Directions for this task = Copy out all the lines in the records that include the word "type".

········

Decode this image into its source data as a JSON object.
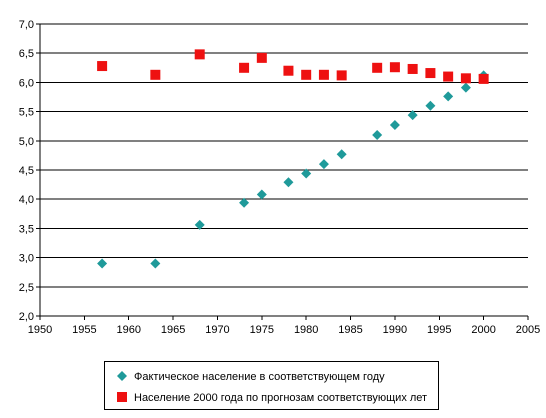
{
  "chart_data": {
    "type": "scatter",
    "title": "",
    "xlabel": "",
    "ylabel": "",
    "xlim": [
      1950,
      2005
    ],
    "ylim": [
      2.0,
      7.0
    ],
    "x_ticks": [
      "1950",
      "1955",
      "1960",
      "1965",
      "1970",
      "1975",
      "1980",
      "1985",
      "1990",
      "1995",
      "2000",
      "2005"
    ],
    "y_ticks": [
      "2,0",
      "2,5",
      "3,0",
      "3,5",
      "4,0",
      "4,5",
      "5,0",
      "5,5",
      "6,0",
      "6,5",
      "7,0"
    ],
    "grid": "horizontal",
    "legend_position": "bottom",
    "series": [
      {
        "name": "Фактическое население в соответствующем году",
        "marker": "diamond",
        "color": "#1f9a9a",
        "points": [
          [
            1957,
            2.9
          ],
          [
            1963,
            2.9
          ],
          [
            1968,
            3.56
          ],
          [
            1973,
            3.94
          ],
          [
            1975,
            4.08
          ],
          [
            1978,
            4.29
          ],
          [
            1980,
            4.44
          ],
          [
            1982,
            4.6
          ],
          [
            1984,
            4.77
          ],
          [
            1988,
            5.1
          ],
          [
            1990,
            5.27
          ],
          [
            1992,
            5.44
          ],
          [
            1994,
            5.6
          ],
          [
            1996,
            5.76
          ],
          [
            1998,
            5.91
          ],
          [
            2000,
            6.12
          ]
        ]
      },
      {
        "name": "Население 2000 года по прогнозам соответствующих лет",
        "marker": "square",
        "color": "#ee1111",
        "points": [
          [
            1957,
            6.28
          ],
          [
            1963,
            6.13
          ],
          [
            1968,
            6.48
          ],
          [
            1973,
            6.25
          ],
          [
            1975,
            6.42
          ],
          [
            1978,
            6.2
          ],
          [
            1980,
            6.13
          ],
          [
            1982,
            6.13
          ],
          [
            1984,
            6.12
          ],
          [
            1988,
            6.25
          ],
          [
            1990,
            6.26
          ],
          [
            1992,
            6.23
          ],
          [
            1994,
            6.16
          ],
          [
            1996,
            6.1
          ],
          [
            1998,
            6.07
          ],
          [
            2000,
            6.06
          ]
        ]
      }
    ]
  }
}
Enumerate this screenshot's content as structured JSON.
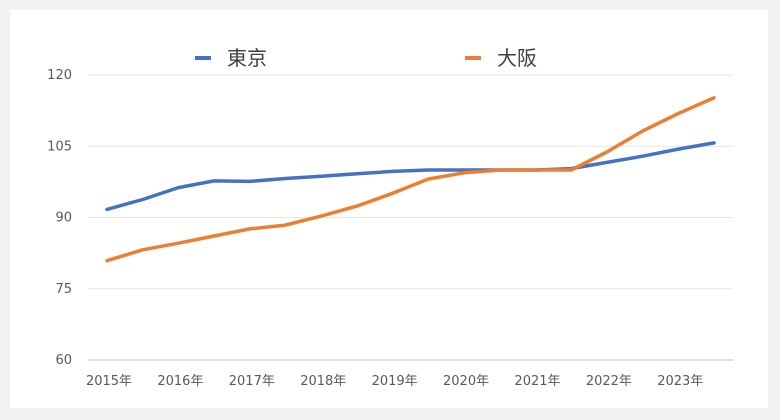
{
  "chart_data": {
    "type": "line",
    "title": "",
    "xlabel": "",
    "ylabel": "",
    "legend_position": "top",
    "grid": "horizontal",
    "x": [
      "2015年",
      "2016年",
      "2017年",
      "2018年",
      "2019年",
      "2020年",
      "2021年",
      "2022年",
      "2023年"
    ],
    "x_tick_labels": [
      "2015年",
      "2016年",
      "2017年",
      "2018年",
      "2019年",
      "2020年",
      "2021年",
      "2022年",
      "2023年"
    ],
    "ylim": [
      60,
      120
    ],
    "y_ticks": [
      60,
      75,
      90,
      105,
      120
    ],
    "series": [
      {
        "name": "東京",
        "color": "#4472c4",
        "x": [
          2015,
          2015.5,
          2016,
          2016.5,
          2017,
          2017.5,
          2018,
          2018.5,
          2019,
          2019.5,
          2020,
          2020.5,
          2021,
          2021.5,
          2022,
          2022.5,
          2023,
          2023.5
        ],
        "values": [
          91.7,
          93.8,
          96.3,
          97.7,
          97.6,
          98.2,
          98.7,
          99.2,
          99.7,
          100.0,
          100.0,
          100.0,
          100.0,
          100.3,
          101.6,
          102.9,
          104.4,
          105.7
        ]
      },
      {
        "name": "大阪",
        "color": "#ed7d31",
        "x": [
          2015,
          2015.5,
          2016,
          2016.5,
          2017,
          2017.5,
          2018,
          2018.5,
          2019,
          2019.5,
          2020,
          2020.5,
          2021,
          2021.5,
          2022,
          2022.5,
          2023,
          2023.5
        ],
        "values": [
          80.9,
          83.2,
          84.6,
          86.1,
          87.6,
          88.4,
          90.3,
          92.4,
          95.1,
          98.1,
          99.4,
          100.0,
          100.0,
          100.0,
          103.8,
          108.2,
          111.9,
          115.2
        ]
      }
    ]
  }
}
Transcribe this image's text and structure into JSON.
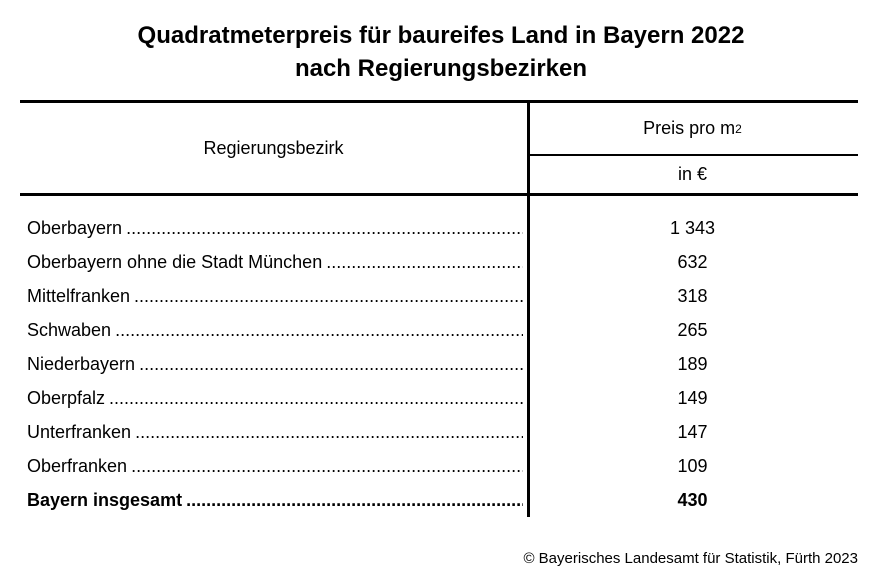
{
  "title": {
    "line1": "Quadratmeterpreis für baureifes Land in Bayern 2022",
    "line2": "nach Regierungsbezirken"
  },
  "table": {
    "col1_header": "Regierungsbezirk",
    "col2_header_base": "Preis pro m",
    "col2_header_sup": "2",
    "col2_subheader": "in €",
    "rows": [
      {
        "label": "Oberbayern",
        "value": "1 343",
        "bold": false
      },
      {
        "label": "Oberbayern ohne die Stadt München",
        "value": "632",
        "bold": false
      },
      {
        "label": "Mittelfranken",
        "value": "318",
        "bold": false
      },
      {
        "label": "Schwaben",
        "value": "265",
        "bold": false
      },
      {
        "label": "Niederbayern",
        "value": "189",
        "bold": false
      },
      {
        "label": "Oberpfalz",
        "value": "149",
        "bold": false
      },
      {
        "label": "Unterfranken",
        "value": "147",
        "bold": false
      },
      {
        "label": "Oberfranken",
        "value": "109",
        "bold": false
      },
      {
        "label": "Bayern insgesamt",
        "value": "430",
        "bold": true
      }
    ]
  },
  "footer": {
    "copyright": "© Bayerisches Landesamt für Statistik, Fürth 2023"
  },
  "chart_data": {
    "type": "table",
    "title": "Quadratmeterpreis für baureifes Land in Bayern 2022 nach Regierungsbezirken",
    "columns": [
      "Regierungsbezirk",
      "Preis pro m² in €"
    ],
    "categories": [
      "Oberbayern",
      "Oberbayern ohne die Stadt München",
      "Mittelfranken",
      "Schwaben",
      "Niederbayern",
      "Oberpfalz",
      "Unterfranken",
      "Oberfranken",
      "Bayern insgesamt"
    ],
    "values": [
      1343,
      632,
      318,
      265,
      189,
      149,
      147,
      109,
      430
    ],
    "unit": "EUR pro m²",
    "source": "© Bayerisches Landesamt für Statistik, Fürth 2023"
  }
}
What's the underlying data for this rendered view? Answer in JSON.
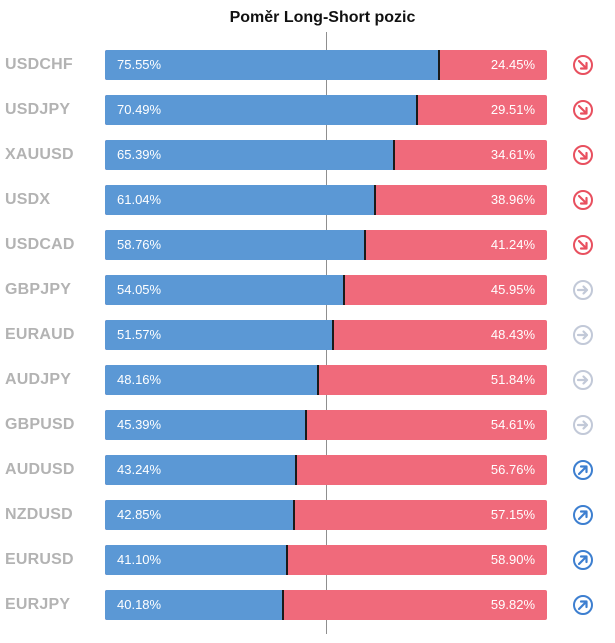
{
  "title": "Poměr Long-Short pozic",
  "colors": {
    "long": "#5b98d5",
    "short": "#f06a7b",
    "down": "#e8505f",
    "neutral": "#c2c9d8",
    "up": "#3d7fd0"
  },
  "chart_data": {
    "type": "bar",
    "title": "Poměr Long-Short pozic",
    "categories": [
      "USDCHF",
      "USDJPY",
      "XAUUSD",
      "USDX",
      "USDCAD",
      "GBPJPY",
      "EURAUD",
      "AUDJPY",
      "GBPUSD",
      "AUDUSD",
      "NZDUSD",
      "EURUSD",
      "EURJPY"
    ],
    "series": [
      {
        "values": [
          75.55,
          70.49,
          65.39,
          61.04,
          58.76,
          54.05,
          51.57,
          48.16,
          45.39,
          43.24,
          42.85,
          41.1,
          40.18
        ]
      },
      {
        "values": [
          24.45,
          29.51,
          34.61,
          38.96,
          41.24,
          45.95,
          48.43,
          51.84,
          54.61,
          56.76,
          57.15,
          58.9,
          59.82
        ]
      }
    ],
    "long_labels": [
      "75.55%",
      "70.49%",
      "65.39%",
      "61.04%",
      "58.76%",
      "54.05%",
      "51.57%",
      "48.16%",
      "45.39%",
      "43.24%",
      "42.85%",
      "41.10%",
      "40.18%"
    ],
    "short_labels": [
      "24.45%",
      "29.51%",
      "34.61%",
      "38.96%",
      "41.24%",
      "45.95%",
      "48.43%",
      "51.84%",
      "54.61%",
      "56.76%",
      "57.15%",
      "58.90%",
      "59.82%"
    ],
    "trend_icons": [
      "arrow-down-right-icon",
      "arrow-down-right-icon",
      "arrow-down-right-icon",
      "arrow-down-right-icon",
      "arrow-down-right-icon",
      "arrow-right-icon",
      "arrow-right-icon",
      "arrow-right-icon",
      "arrow-right-icon",
      "arrow-up-right-icon",
      "arrow-up-right-icon",
      "arrow-up-right-icon",
      "arrow-up-right-icon"
    ],
    "xlim": [
      0,
      100
    ],
    "stacked": true
  }
}
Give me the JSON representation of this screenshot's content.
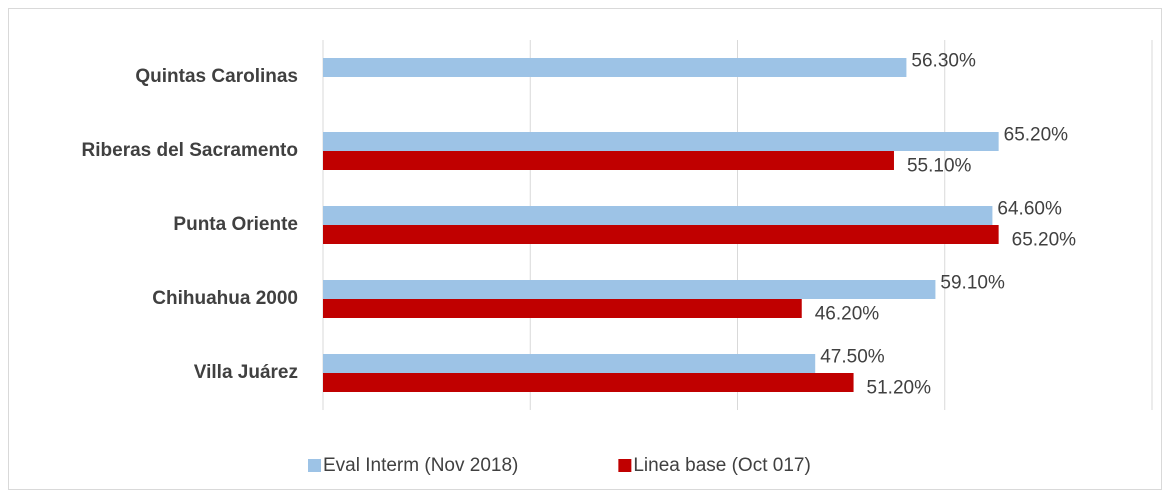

········

Written solution =
    "type": "scatter",
    "type": "line",
    "type": "table",
    "type": "bar",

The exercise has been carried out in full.